* To be done *
Search the records that follow and extract every line containing the string "creux".
-- Start Source material --
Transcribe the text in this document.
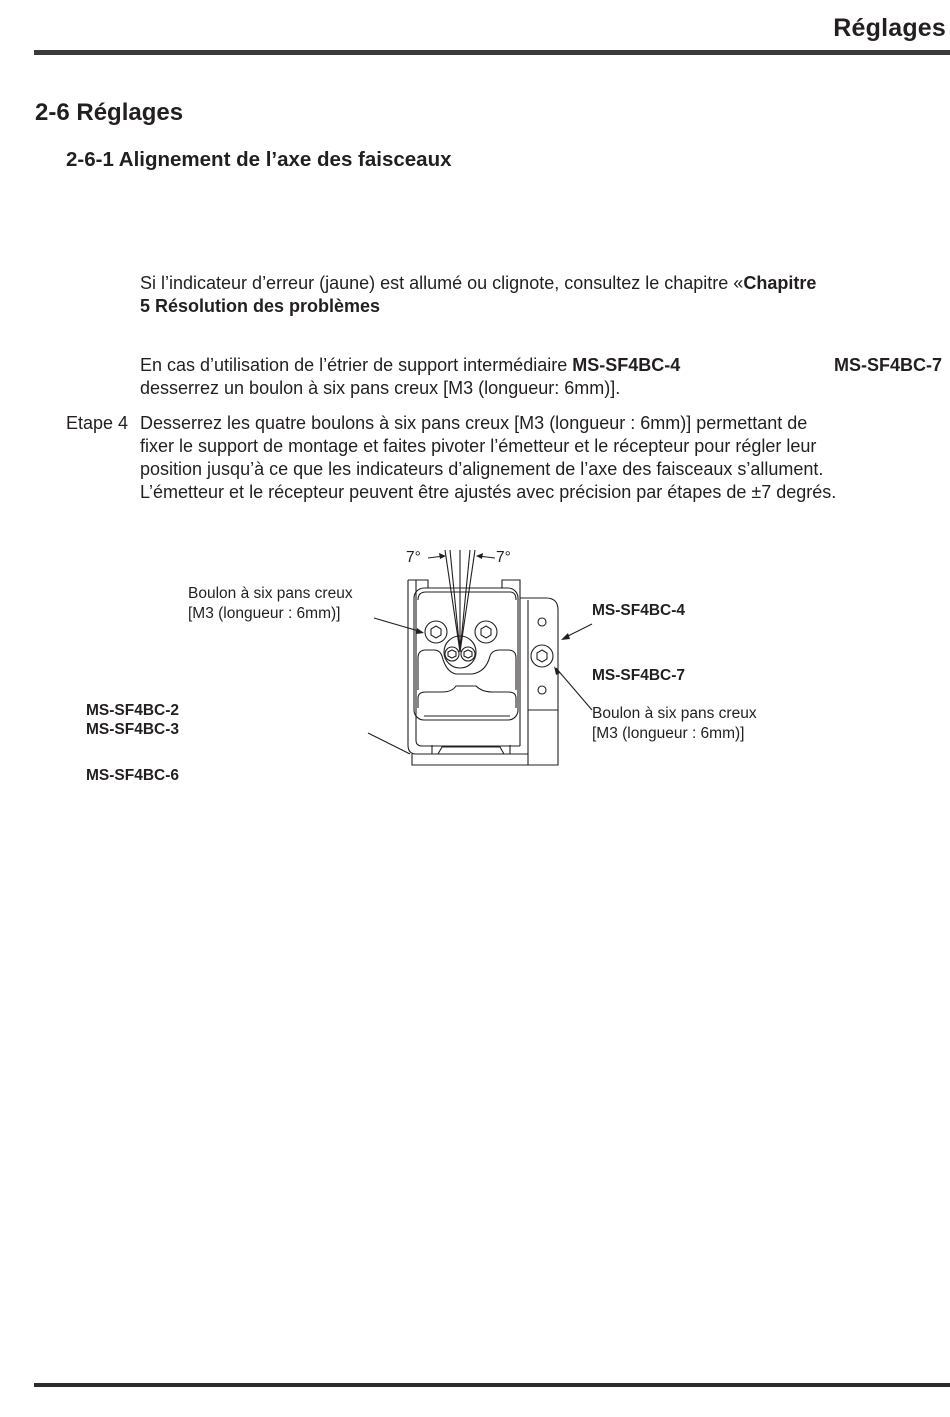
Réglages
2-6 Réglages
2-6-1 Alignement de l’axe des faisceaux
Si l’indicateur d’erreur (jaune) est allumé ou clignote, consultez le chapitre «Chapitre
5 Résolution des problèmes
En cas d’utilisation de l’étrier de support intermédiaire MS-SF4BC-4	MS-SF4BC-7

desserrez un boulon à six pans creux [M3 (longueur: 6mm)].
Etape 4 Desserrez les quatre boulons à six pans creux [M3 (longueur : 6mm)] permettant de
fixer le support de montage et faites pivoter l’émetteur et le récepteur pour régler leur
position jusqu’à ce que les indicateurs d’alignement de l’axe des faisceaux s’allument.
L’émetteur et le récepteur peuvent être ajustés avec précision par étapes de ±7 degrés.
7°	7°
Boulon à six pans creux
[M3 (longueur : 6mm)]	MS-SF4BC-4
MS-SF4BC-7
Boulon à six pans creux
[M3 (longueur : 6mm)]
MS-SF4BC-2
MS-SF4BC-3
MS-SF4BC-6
-- End Source material --
* Problem solution *
desserrez un boulon à six pans creux [M3 (longueur: 6mm)].
Etape 4 Desserrez les quatre boulons à six pans creux [M3 (longueur : 6mm)] permettant de
Boulon à six pans creux
Boulon à six pans creux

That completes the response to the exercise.